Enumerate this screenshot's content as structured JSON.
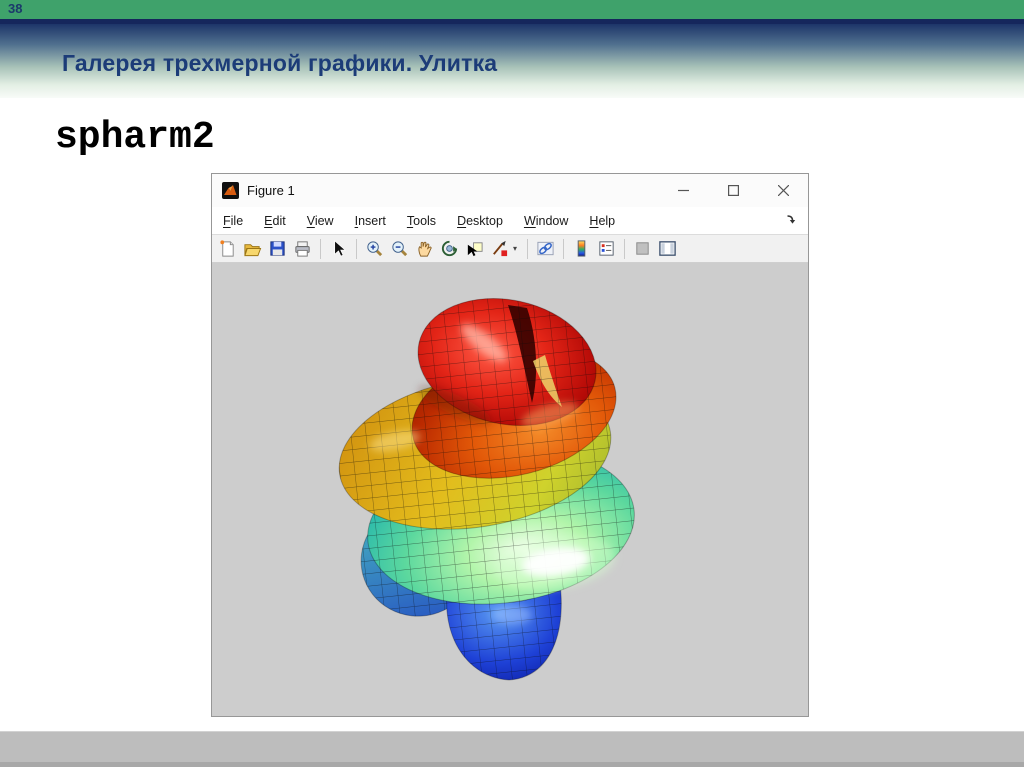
{
  "slide": {
    "number": "38",
    "title": "Галерея трехмерной графики. Улитка",
    "code_label": "spharm2",
    "colors": {
      "top_bar_green": "#3fa26b",
      "divider_navy": "#15265c",
      "title_text": "#1c3c78",
      "bottom_bar_gray": "#bdbdbd",
      "body_background": "#ffffff"
    }
  },
  "figure_window": {
    "title": "Figure 1",
    "app_icon": "matlab-logo-icon",
    "window_controls": [
      "minimize",
      "maximize",
      "close"
    ],
    "menu": [
      "File",
      "Edit",
      "View",
      "Insert",
      "Tools",
      "Desktop",
      "Window",
      "Help"
    ],
    "menu_overflow_icon": "dock-figure-arrow-icon",
    "toolbar_icons": [
      "new-figure",
      "open-file",
      "save-figure",
      "print-figure",
      "edit-plot-pointer",
      "zoom-in",
      "zoom-out",
      "pan-hand",
      "rotate-3d",
      "data-cursor",
      "brush-data",
      "link-plot",
      "insert-colorbar",
      "insert-legend",
      "hide-plot-tools",
      "show-plot-tools"
    ],
    "plot": {
      "type": "3d-surface",
      "description": "Shaded 3D spherical-harmonic snail-shaped surface with black mesh lines",
      "colormap": "jet",
      "colormap_colors_top_to_bottom": [
        "#b00808",
        "#e25808",
        "#e0c01e",
        "#8ce08c",
        "#2fbcaa",
        "#1633cc"
      ],
      "canvas_background": "#cdcdcd",
      "mesh_visible": true
    }
  }
}
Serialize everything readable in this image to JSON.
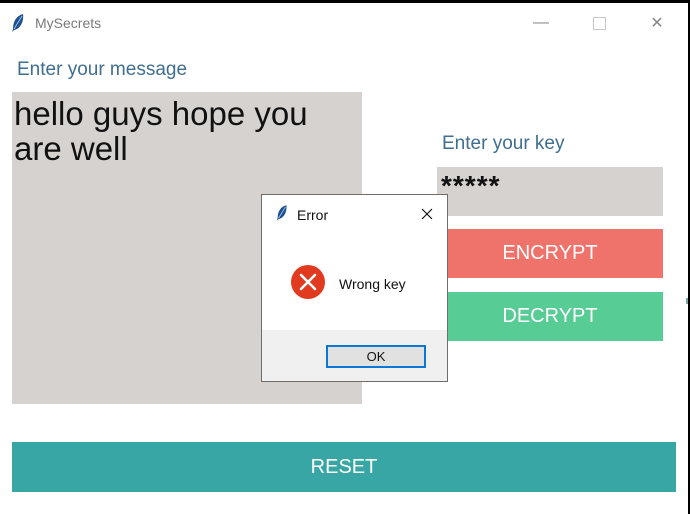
□ □ □
Problem to solve - Write out every entry again word for word, without any of the pictures.

Exercise response -
Enumerate this screenshot's content as structured JSON.
{
  "slide": {
    "number": "38",
    "title": "Галерея трехмерной графики. Улитка",
    "code_label": "spharm2",
    "colors": {
      "top_bar_green": "#3fa26b",
      "divider_navy": "#15265c",
      "title_text": "#1c3c78",
      "bottom_bar_gray": "#bdbdbd",
      "body_background": "#ffffff"
    }
  },
  "figure_window": {
    "title": "Figure 1",
    "app_icon": "matlab-logo-icon",
    "window_controls": [
      "minimize",
      "maximize",
      "close"
    ],
    "menu": [
      "File",
      "Edit",
      "View",
      "Insert",
      "Tools",
      "Desktop",
      "Window",
      "Help"
    ],
    "menu_overflow_icon": "dock-figure-arrow-icon",
    "toolbar_icons": [
      "new-figure",
      "open-file",
      "save-figure",
      "print-figure",
      "edit-plot-pointer",
      "zoom-in",
      "zoom-out",
      "pan-hand",
      "rotate-3d",
      "data-cursor",
      "brush-data",
      "link-plot",
      "insert-colorbar",
      "insert-legend",
      "hide-plot-tools",
      "show-plot-tools"
    ],
    "plot": {
      "type": "3d-surface",
      "description": "Shaded 3D spherical-harmonic snail-shaped surface with black mesh lines",
      "colormap": "jet",
      "colormap_colors_top_to_bottom": [
        "#b00808",
        "#e25808",
        "#e0c01e",
        "#8ce08c",
        "#2fbcaa",
        "#1633cc"
      ],
      "canvas_background": "#cdcdcd",
      "mesh_visible": true
    }
  }
}
Serialize everything readable in this image to JSON.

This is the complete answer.